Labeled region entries
--

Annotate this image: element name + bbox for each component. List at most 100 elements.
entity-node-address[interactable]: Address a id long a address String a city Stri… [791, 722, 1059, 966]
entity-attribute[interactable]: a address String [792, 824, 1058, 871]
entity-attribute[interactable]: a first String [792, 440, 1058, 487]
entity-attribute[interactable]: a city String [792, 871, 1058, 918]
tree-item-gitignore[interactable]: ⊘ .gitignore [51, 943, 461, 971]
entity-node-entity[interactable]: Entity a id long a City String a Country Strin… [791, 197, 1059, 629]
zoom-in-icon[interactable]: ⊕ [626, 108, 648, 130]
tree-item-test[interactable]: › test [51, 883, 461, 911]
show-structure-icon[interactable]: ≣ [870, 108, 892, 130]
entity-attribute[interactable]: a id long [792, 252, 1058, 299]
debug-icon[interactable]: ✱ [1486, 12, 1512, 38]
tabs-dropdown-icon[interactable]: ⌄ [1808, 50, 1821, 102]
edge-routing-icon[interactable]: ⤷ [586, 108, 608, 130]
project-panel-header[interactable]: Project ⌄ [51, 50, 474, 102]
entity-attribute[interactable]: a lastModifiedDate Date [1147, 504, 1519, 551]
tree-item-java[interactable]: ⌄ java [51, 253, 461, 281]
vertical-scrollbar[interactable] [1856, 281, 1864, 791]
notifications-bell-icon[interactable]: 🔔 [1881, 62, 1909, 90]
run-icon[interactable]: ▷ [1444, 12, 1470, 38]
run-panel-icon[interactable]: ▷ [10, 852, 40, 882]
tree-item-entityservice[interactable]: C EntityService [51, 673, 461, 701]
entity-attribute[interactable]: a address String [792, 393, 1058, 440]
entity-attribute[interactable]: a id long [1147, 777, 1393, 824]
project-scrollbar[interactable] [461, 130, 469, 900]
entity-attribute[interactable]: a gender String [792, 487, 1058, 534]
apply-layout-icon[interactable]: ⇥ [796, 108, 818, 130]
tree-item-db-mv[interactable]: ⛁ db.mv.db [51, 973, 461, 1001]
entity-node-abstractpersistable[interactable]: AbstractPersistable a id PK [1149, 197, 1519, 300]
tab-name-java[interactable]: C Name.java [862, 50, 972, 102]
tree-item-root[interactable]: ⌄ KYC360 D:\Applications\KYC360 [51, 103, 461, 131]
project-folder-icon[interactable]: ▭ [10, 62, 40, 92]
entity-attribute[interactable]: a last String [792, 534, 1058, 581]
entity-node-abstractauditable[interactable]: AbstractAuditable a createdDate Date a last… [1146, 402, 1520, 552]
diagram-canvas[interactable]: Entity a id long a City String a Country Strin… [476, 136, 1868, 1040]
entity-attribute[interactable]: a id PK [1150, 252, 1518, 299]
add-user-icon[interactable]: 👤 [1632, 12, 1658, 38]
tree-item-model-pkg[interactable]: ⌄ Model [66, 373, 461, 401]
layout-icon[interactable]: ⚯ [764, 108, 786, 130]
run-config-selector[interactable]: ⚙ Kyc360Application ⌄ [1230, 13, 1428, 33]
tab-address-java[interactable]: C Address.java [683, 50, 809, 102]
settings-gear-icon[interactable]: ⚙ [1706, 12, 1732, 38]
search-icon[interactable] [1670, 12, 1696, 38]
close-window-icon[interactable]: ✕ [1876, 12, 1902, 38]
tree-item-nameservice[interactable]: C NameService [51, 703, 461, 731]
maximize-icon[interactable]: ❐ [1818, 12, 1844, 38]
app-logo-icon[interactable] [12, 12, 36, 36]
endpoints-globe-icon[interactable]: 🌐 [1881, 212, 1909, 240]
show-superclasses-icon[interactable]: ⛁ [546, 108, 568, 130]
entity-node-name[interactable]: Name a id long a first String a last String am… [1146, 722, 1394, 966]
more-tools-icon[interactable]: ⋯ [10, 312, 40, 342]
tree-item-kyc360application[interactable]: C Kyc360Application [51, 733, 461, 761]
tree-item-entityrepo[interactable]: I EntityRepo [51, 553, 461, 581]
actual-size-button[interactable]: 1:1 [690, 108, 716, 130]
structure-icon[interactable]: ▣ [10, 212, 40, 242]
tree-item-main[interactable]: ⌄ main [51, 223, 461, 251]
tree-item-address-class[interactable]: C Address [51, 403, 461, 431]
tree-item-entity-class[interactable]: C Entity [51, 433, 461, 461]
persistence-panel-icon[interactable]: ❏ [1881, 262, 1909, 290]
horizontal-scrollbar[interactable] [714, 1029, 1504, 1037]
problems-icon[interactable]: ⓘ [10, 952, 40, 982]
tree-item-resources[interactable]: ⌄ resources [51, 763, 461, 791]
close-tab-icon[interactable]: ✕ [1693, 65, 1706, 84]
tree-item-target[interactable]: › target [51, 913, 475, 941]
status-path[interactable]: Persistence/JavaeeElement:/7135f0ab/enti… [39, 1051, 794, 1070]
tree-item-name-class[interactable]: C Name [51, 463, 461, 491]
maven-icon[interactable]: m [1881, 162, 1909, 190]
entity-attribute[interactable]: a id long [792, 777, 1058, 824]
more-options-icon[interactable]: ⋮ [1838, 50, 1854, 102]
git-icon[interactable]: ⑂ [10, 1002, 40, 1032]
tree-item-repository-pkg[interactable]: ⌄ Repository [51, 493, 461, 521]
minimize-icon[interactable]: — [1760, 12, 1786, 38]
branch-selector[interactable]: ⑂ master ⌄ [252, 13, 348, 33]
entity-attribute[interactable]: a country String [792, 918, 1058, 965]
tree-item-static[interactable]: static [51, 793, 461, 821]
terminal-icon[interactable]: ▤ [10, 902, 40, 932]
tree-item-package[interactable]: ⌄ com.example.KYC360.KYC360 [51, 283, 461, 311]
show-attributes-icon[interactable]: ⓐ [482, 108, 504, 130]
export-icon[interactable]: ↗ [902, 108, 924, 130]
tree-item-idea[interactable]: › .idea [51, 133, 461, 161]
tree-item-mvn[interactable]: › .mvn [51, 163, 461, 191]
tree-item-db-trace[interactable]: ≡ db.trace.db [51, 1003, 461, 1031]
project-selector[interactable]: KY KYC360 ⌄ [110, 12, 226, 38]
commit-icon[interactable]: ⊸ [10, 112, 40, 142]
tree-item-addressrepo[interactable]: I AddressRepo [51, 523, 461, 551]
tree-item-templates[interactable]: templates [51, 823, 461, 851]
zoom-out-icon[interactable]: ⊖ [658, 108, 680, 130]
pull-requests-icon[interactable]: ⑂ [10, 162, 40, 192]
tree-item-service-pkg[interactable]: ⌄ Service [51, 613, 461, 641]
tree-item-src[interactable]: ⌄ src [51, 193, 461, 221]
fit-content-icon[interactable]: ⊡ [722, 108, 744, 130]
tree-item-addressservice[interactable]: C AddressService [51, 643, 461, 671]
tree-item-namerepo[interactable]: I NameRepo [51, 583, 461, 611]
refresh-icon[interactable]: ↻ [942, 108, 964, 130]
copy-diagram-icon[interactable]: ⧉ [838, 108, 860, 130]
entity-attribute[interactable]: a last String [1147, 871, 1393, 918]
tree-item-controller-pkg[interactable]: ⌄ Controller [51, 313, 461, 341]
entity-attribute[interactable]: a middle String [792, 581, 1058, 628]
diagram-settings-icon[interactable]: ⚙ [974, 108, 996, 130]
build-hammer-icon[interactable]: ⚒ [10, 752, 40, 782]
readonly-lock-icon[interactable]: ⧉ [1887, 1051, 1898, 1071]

--

- Short problem
Retype the records above word for word, keeping every line as it is.

- Result of the exercise
Annotate this image: element name + bbox for each component. List at most 100 elements.
entity-node-address[interactable]: Address a id long a address String a city Stri… [791, 722, 1059, 966]
entity-attribute[interactable]: a address String [792, 824, 1058, 871]
entity-attribute[interactable]: a first String [792, 440, 1058, 487]
entity-attribute[interactable]: a city String [792, 871, 1058, 918]
tree-item-gitignore[interactable]: ⊘ .gitignore [51, 943, 461, 971]
entity-node-entity[interactable]: Entity a id long a City String a Country Strin… [791, 197, 1059, 629]
zoom-in-icon[interactable]: ⊕ [626, 108, 648, 130]
tree-item-test[interactable]: › test [51, 883, 461, 911]
show-structure-icon[interactable]: ≣ [870, 108, 892, 130]
entity-attribute[interactable]: a id long [792, 252, 1058, 299]
debug-icon[interactable]: ✱ [1486, 12, 1512, 38]
tabs-dropdown-icon[interactable]: ⌄ [1808, 50, 1821, 102]
edge-routing-icon[interactable]: ⤷ [586, 108, 608, 130]
project-panel-header[interactable]: Project ⌄ [51, 50, 474, 102]
entity-attribute[interactable]: a lastModifiedDate Date [1147, 504, 1519, 551]
tree-item-java[interactable]: ⌄ java [51, 253, 461, 281]
vertical-scrollbar[interactable] [1856, 281, 1864, 791]
notifications-bell-icon[interactable]: 🔔 [1881, 62, 1909, 90]
run-icon[interactable]: ▷ [1444, 12, 1470, 38]
run-panel-icon[interactable]: ▷ [10, 852, 40, 882]
tree-item-entityservice[interactable]: C EntityService [51, 673, 461, 701]
entity-attribute[interactable]: a address String [792, 393, 1058, 440]
entity-attribute[interactable]: a id long [1147, 777, 1393, 824]
project-scrollbar[interactable] [461, 130, 469, 900]
entity-attribute[interactable]: a gender String [792, 487, 1058, 534]
apply-layout-icon[interactable]: ⇥ [796, 108, 818, 130]
tree-item-db-mv[interactable]: ⛁ db.mv.db [51, 973, 461, 1001]
entity-node-abstractpersistable[interactable]: AbstractPersistable a id PK [1149, 197, 1519, 300]
tab-name-java[interactable]: C Name.java [862, 50, 972, 102]
tree-item-root[interactable]: ⌄ KYC360 D:\Applications\KYC360 [51, 103, 461, 131]
project-folder-icon[interactable]: ▭ [10, 62, 40, 92]
entity-attribute[interactable]: a last String [792, 534, 1058, 581]
entity-node-abstractauditable[interactable]: AbstractAuditable a createdDate Date a last… [1146, 402, 1520, 552]
diagram-canvas[interactable]: Entity a id long a City String a Country Strin… [476, 136, 1868, 1040]
entity-attribute[interactable]: a id PK [1150, 252, 1518, 299]
add-user-icon[interactable]: 👤 [1632, 12, 1658, 38]
tree-item-model-pkg[interactable]: ⌄ Model [66, 373, 461, 401]
layout-icon[interactable]: ⚯ [764, 108, 786, 130]
run-config-selector[interactable]: ⚙ Kyc360Application ⌄ [1230, 13, 1428, 33]
tab-address-java[interactable]: C Address.java [683, 50, 809, 102]
settings-gear-icon[interactable]: ⚙ [1706, 12, 1732, 38]
search-icon[interactable] [1670, 12, 1696, 38]
close-window-icon[interactable]: ✕ [1876, 12, 1902, 38]
tree-item-nameservice[interactable]: C NameService [51, 703, 461, 731]
maximize-icon[interactable]: ❐ [1818, 12, 1844, 38]
app-logo-icon[interactable] [12, 12, 36, 36]
endpoints-globe-icon[interactable]: 🌐 [1881, 212, 1909, 240]
show-superclasses-icon[interactable]: ⛁ [546, 108, 568, 130]
entity-node-name[interactable]: Name a id long a first String a last String am… [1146, 722, 1394, 966]
more-tools-icon[interactable]: ⋯ [10, 312, 40, 342]
tree-item-kyc360application[interactable]: C Kyc360Application [51, 733, 461, 761]
tree-item-entityrepo[interactable]: I EntityRepo [51, 553, 461, 581]
actual-size-button[interactable]: 1:1 [690, 108, 716, 130]
structure-icon[interactable]: ▣ [10, 212, 40, 242]
tree-item-main[interactable]: ⌄ main [51, 223, 461, 251]
tree-item-address-class[interactable]: C Address [51, 403, 461, 431]
tree-item-entity-class[interactable]: C Entity [51, 433, 461, 461]
persistence-panel-icon[interactable]: ❏ [1881, 262, 1909, 290]
horizontal-scrollbar[interactable] [714, 1029, 1504, 1037]
problems-icon[interactable]: ⓘ [10, 952, 40, 982]
tree-item-resources[interactable]: ⌄ resources [51, 763, 461, 791]
close-tab-icon[interactable]: ✕ [1693, 65, 1706, 84]
tree-item-target[interactable]: › target [51, 913, 475, 941]
status-path[interactable]: Persistence/JavaeeElement:/7135f0ab/enti… [39, 1051, 794, 1070]
tree-item-name-class[interactable]: C Name [51, 463, 461, 491]
maven-icon[interactable]: m [1881, 162, 1909, 190]
entity-attribute[interactable]: a id long [792, 777, 1058, 824]
more-options-icon[interactable]: ⋮ [1838, 50, 1854, 102]
git-icon[interactable]: ⑂ [10, 1002, 40, 1032]
tree-item-repository-pkg[interactable]: ⌄ Repository [51, 493, 461, 521]
minimize-icon[interactable]: — [1760, 12, 1786, 38]
branch-selector[interactable]: ⑂ master ⌄ [252, 13, 348, 33]
entity-attribute[interactable]: a country String [792, 918, 1058, 965]
tree-item-static[interactable]: static [51, 793, 461, 821]
terminal-icon[interactable]: ▤ [10, 902, 40, 932]
tree-item-package[interactable]: ⌄ com.example.KYC360.KYC360 [51, 283, 461, 311]
show-attributes-icon[interactable]: ⓐ [482, 108, 504, 130]
export-icon[interactable]: ↗ [902, 108, 924, 130]
tree-item-idea[interactable]: › .idea [51, 133, 461, 161]
tree-item-mvn[interactable]: › .mvn [51, 163, 461, 191]
tree-item-db-trace[interactable]: ≡ db.trace.db [51, 1003, 461, 1031]
project-selector[interactable]: KY KYC360 ⌄ [110, 12, 226, 38]
commit-icon[interactable]: ⊸ [10, 112, 40, 142]
tree-item-addressrepo[interactable]: I AddressRepo [51, 523, 461, 551]
tree-item-templates[interactable]: templates [51, 823, 461, 851]
zoom-out-icon[interactable]: ⊖ [658, 108, 680, 130]
pull-requests-icon[interactable]: ⑂ [10, 162, 40, 192]
tree-item-service-pkg[interactable]: ⌄ Service [51, 613, 461, 641]
tree-item-src[interactable]: ⌄ src [51, 193, 461, 221]
fit-content-icon[interactable]: ⊡ [722, 108, 744, 130]
tree-item-addressservice[interactable]: C AddressService [51, 643, 461, 671]
tree-item-namerepo[interactable]: I NameRepo [51, 583, 461, 611]
refresh-icon[interactable]: ↻ [942, 108, 964, 130]
copy-diagram-icon[interactable]: ⧉ [838, 108, 860, 130]
entity-attribute[interactable]: a last String [1147, 871, 1393, 918]
tree-item-controller-pkg[interactable]: ⌄ Controller [51, 313, 461, 341]
entity-attribute[interactable]: a middle String [792, 581, 1058, 628]
diagram-settings-icon[interactable]: ⚙ [974, 108, 996, 130]
build-hammer-icon[interactable]: ⚒ [10, 752, 40, 782]
readonly-lock-icon[interactable]: ⧉ [1887, 1051, 1898, 1071]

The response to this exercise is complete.